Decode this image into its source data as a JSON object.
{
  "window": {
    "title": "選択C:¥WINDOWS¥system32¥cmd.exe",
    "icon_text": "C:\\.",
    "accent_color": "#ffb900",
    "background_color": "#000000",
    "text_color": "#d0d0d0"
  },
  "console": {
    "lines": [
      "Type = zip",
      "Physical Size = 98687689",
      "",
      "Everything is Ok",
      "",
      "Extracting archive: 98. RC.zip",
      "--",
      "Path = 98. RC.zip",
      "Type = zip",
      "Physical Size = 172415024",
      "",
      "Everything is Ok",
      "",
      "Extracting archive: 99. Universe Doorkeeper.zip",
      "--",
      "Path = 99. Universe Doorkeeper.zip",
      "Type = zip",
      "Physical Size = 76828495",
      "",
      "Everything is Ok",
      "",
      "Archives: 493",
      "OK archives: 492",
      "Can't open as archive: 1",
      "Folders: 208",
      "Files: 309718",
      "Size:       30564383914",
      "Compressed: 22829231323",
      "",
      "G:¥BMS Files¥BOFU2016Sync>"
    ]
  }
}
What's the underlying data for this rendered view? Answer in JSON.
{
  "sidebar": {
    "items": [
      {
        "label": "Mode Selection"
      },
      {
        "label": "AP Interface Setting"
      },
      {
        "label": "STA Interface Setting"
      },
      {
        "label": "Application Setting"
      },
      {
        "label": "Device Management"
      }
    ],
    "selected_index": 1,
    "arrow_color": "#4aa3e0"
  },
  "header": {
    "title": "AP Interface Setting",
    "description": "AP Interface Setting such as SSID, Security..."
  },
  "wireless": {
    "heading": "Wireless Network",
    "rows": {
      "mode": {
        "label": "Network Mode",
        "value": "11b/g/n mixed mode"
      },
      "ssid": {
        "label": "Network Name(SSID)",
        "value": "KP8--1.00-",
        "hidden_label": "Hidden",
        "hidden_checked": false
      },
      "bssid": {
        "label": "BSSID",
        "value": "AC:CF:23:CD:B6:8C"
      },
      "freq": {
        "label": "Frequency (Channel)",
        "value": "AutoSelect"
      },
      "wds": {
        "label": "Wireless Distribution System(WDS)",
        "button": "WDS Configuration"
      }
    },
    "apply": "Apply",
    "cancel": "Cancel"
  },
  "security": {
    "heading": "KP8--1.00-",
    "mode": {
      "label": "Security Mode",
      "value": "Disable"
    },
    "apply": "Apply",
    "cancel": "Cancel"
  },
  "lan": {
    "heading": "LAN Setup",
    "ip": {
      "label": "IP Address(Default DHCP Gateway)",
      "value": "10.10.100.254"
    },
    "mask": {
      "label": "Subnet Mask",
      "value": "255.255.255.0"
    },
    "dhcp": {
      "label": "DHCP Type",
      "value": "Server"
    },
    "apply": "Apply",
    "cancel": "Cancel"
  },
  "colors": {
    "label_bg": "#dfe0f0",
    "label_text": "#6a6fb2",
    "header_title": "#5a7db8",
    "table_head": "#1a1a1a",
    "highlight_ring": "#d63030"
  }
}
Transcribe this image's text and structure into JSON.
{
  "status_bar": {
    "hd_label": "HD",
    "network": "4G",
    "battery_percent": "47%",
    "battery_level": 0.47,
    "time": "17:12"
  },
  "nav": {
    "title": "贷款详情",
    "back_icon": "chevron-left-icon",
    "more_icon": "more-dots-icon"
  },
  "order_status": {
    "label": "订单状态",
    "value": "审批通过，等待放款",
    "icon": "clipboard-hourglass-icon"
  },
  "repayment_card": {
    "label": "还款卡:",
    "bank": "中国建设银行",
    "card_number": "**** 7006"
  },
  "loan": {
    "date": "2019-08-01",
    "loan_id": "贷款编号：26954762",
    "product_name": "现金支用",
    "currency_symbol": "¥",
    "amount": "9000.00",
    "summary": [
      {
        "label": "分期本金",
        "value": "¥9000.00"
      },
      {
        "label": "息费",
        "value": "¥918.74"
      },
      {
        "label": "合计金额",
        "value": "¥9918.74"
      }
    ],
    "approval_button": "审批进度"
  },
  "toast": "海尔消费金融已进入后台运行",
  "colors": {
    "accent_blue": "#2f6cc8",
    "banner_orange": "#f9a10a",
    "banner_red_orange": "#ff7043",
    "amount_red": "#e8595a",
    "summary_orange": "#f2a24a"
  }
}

**Work required**: Retype all of the entries precisely as they are.

**Problem solution**:
Decode this image into its source data as a JSON object.
{
  "window": {
    "title": "選択C:¥WINDOWS¥system32¥cmd.exe",
    "icon_text": "C:\\.",
    "accent_color": "#ffb900",
    "background_color": "#000000",
    "text_color": "#d0d0d0"
  },
  "console": {
    "lines": [
      "Type = zip",
      "Physical Size = 98687689",
      "",
      "Everything is Ok",
      "",
      "Extracting archive: 98. RC.zip",
      "--",
      "Path = 98. RC.zip",
      "Type = zip",
      "Physical Size = 172415024",
      "",
      "Everything is Ok",
      "",
      "Extracting archive: 99. Universe Doorkeeper.zip",
      "--",
      "Path = 99. Universe Doorkeeper.zip",
      "Type = zip",
      "Physical Size = 76828495",
      "",
      "Everything is Ok",
      "",
      "Archives: 493",
      "OK archives: 492",
      "Can't open as archive: 1",
      "Folders: 208",
      "Files: 309718",
      "Size:       30564383914",
      "Compressed: 22829231323",
      "",
      "G:¥BMS Files¥BOFU2016Sync>"
    ]
  }
}
What's the underlying data for this rendered view? Answer in JSON.
{
  "sidebar": {
    "items": [
      {
        "label": "Mode Selection"
      },
      {
        "label": "AP Interface Setting"
      },
      {
        "label": "STA Interface Setting"
      },
      {
        "label": "Application Setting"
      },
      {
        "label": "Device Management"
      }
    ],
    "selected_index": 1,
    "arrow_color": "#4aa3e0"
  },
  "header": {
    "title": "AP Interface Setting",
    "description": "AP Interface Setting such as SSID, Security..."
  },
  "wireless": {
    "heading": "Wireless Network",
    "rows": {
      "mode": {
        "label": "Network Mode",
        "value": "11b/g/n mixed mode"
      },
      "ssid": {
        "label": "Network Name(SSID)",
        "value": "KP8--1.00-",
        "hidden_label": "Hidden",
        "hidden_checked": false
      },
      "bssid": {
        "label": "BSSID",
        "value": "AC:CF:23:CD:B6:8C"
      },
      "freq": {
        "label": "Frequency (Channel)",
        "value": "AutoSelect"
      },
      "wds": {
        "label": "Wireless Distribution System(WDS)",
        "button": "WDS Configuration"
      }
    },
    "apply": "Apply",
    "cancel": "Cancel"
  },
  "security": {
    "heading": "KP8--1.00-",
    "mode": {
      "label": "Security Mode",
      "value": "Disable"
    },
    "apply": "Apply",
    "cancel": "Cancel"
  },
  "lan": {
    "heading": "LAN Setup",
    "ip": {
      "label": "IP Address(Default DHCP Gateway)",
      "value": "10.10.100.254"
    },
    "mask": {
      "label": "Subnet Mask",
      "value": "255.255.255.0"
    },
    "dhcp": {
      "label": "DHCP Type",
      "value": "Server"
    },
    "apply": "Apply",
    "cancel": "Cancel"
  },
  "colors": {
    "label_bg": "#dfe0f0",
    "label_text": "#6a6fb2",
    "header_title": "#5a7db8",
    "table_head": "#1a1a1a",
    "highlight_ring": "#d63030"
  }
}
Transcribe this image's text and structure into JSON.
{
  "status_bar": {
    "hd_label": "HD",
    "network": "4G",
    "battery_percent": "47%",
    "battery_level": 0.47,
    "time": "17:12"
  },
  "nav": {
    "title": "贷款详情",
    "back_icon": "chevron-left-icon",
    "more_icon": "more-dots-icon"
  },
  "order_status": {
    "label": "订单状态",
    "value": "审批通过，等待放款",
    "icon": "clipboard-hourglass-icon"
  },
  "repayment_card": {
    "label": "还款卡:",
    "bank": "中国建设银行",
    "card_number": "**** 7006"
  },
  "loan": {
    "date": "2019-08-01",
    "loan_id": "贷款编号：26954762",
    "product_name": "现金支用",
    "currency_symbol": "¥",
    "amount": "9000.00",
    "summary": [
      {
        "label": "分期本金",
        "value": "¥9000.00"
      },
      {
        "label": "息费",
        "value": "¥918.74"
      },
      {
        "label": "合计金额",
        "value": "¥9918.74"
      }
    ],
    "approval_button": "审批进度"
  },
  "toast": "海尔消费金融已进入后台运行",
  "colors": {
    "accent_blue": "#2f6cc8",
    "banner_orange": "#f9a10a",
    "banner_red_orange": "#ff7043",
    "amount_red": "#e8595a",
    "summary_orange": "#f2a24a"
  }
}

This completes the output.